Task to carry out - Where a line of the listing below includes the word "this", reproduce that line.

Data section -
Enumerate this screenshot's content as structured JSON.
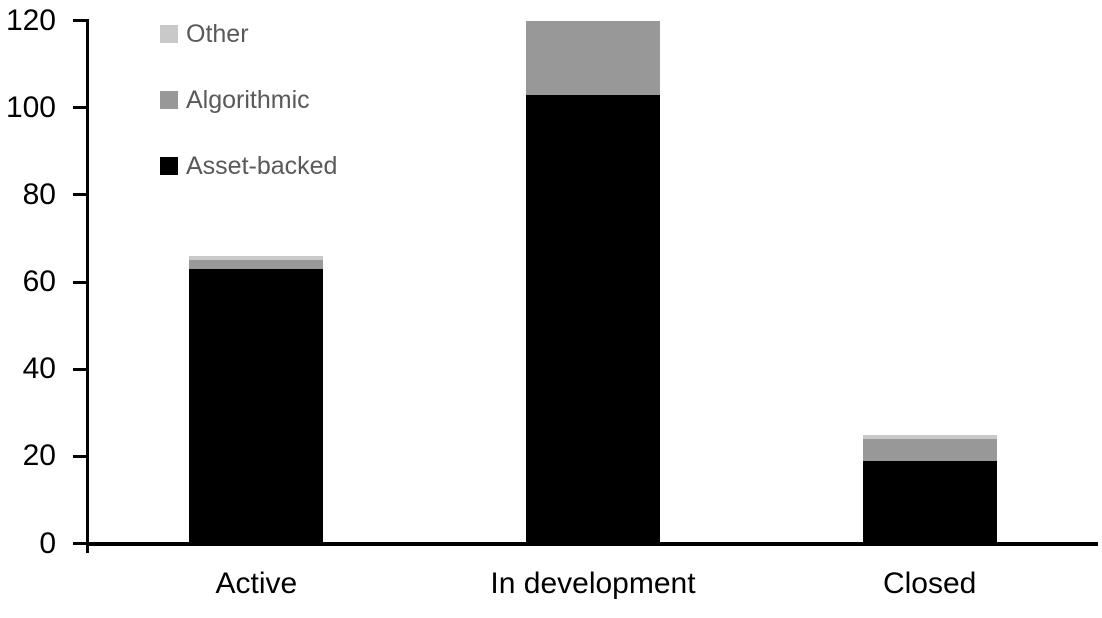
{
  "chart_data": {
    "type": "bar",
    "stacked": true,
    "title": "",
    "categories": [
      "Active",
      "In development",
      "Closed"
    ],
    "series": [
      {
        "name": "Asset-backed",
        "color": "#000000",
        "values": [
          63,
          103,
          19
        ]
      },
      {
        "name": "Algorithmic",
        "color": "#989898",
        "values": [
          2,
          17,
          5
        ]
      },
      {
        "name": "Other",
        "color": "#c9c9c9",
        "values": [
          1,
          0,
          1
        ]
      }
    ],
    "totals": [
      66,
      120,
      25
    ],
    "xlabel": "",
    "ylabel": "",
    "ylim": [
      0,
      120
    ],
    "yticks": [
      0,
      20,
      40,
      60,
      80,
      100,
      120
    ],
    "grid": false,
    "legend_position": "top-left",
    "legend_order_top_to_bottom": [
      "Other",
      "Algorithmic",
      "Asset-backed"
    ],
    "colors": {
      "axis": "#000000",
      "tick_label": "#000000",
      "category_label": "#000000",
      "legend_text": "#595959",
      "background": "#ffffff"
    }
  }
}
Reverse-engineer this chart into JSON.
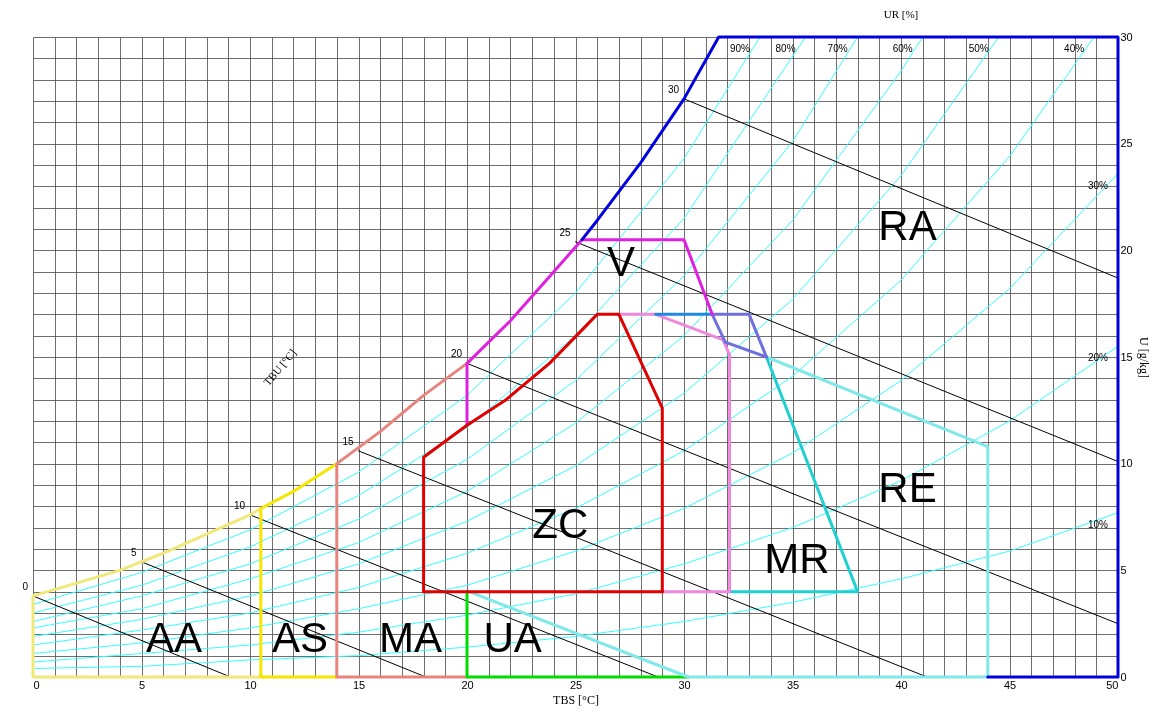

Response to the task -
Enumerate this screenshot's content as structured JSON.
Reverse-engineer this chart into JSON.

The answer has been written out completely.